[Extracted data start]
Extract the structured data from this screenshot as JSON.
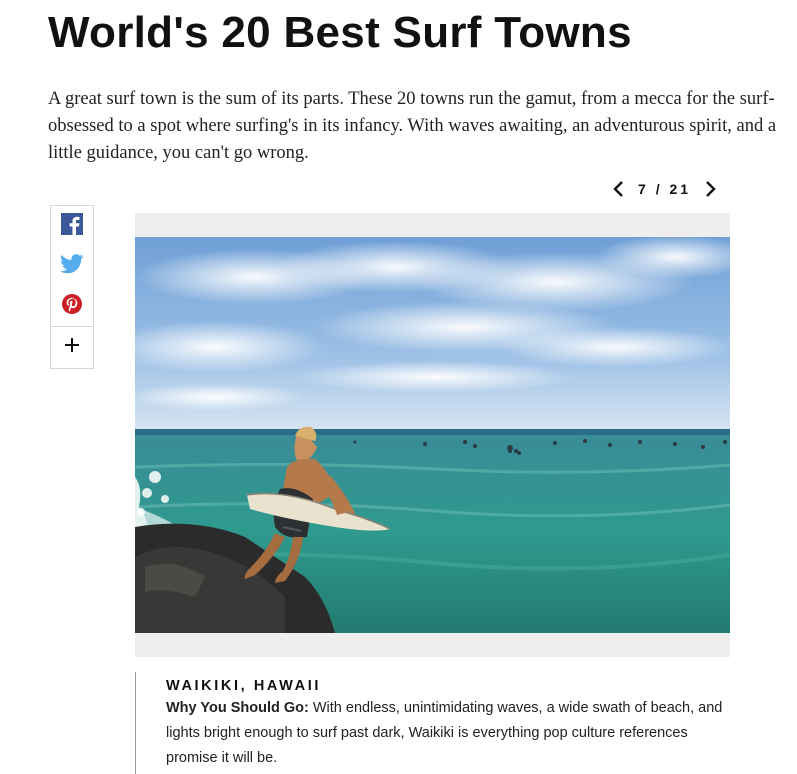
{
  "article": {
    "title": "World's 20 Best Surf Towns",
    "intro": "A great surf town is the sum of its parts. These 20 towns run the gamut, from a mecca for the surf-obsessed to a spot where surfing's in its infancy. With waves awaiting, an adventurous spirit, and a little guidance, you can't go wrong."
  },
  "slideshow": {
    "current": "7",
    "separator": "/",
    "total": "21",
    "prev_icon": "chevron-left-icon",
    "next_icon": "chevron-right-icon"
  },
  "share": {
    "items": [
      {
        "icon": "facebook-icon",
        "color": "#3b5998"
      },
      {
        "icon": "twitter-icon",
        "color": "#55acee"
      },
      {
        "icon": "pinterest-icon",
        "color": "#cb2027"
      },
      {
        "icon": "plus-icon",
        "color": "#111111"
      }
    ]
  },
  "slide": {
    "location": "WAIKIKI, HAWAII",
    "why_label": "Why You Should Go:",
    "why_text": " With endless, unintimidating waves, a wide swath of beach, and lights bright enough to surf past dark, Waikiki is everything pop culture references promise it will be."
  }
}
[Extracted data end]
- [Task prompt]
Search the data for the string "color". List each line that has it.

- [Exercise answer]
        "color": "#3b5998"
        "color": "#55acee"
        "color": "#cb2027"
        "color": "#111111"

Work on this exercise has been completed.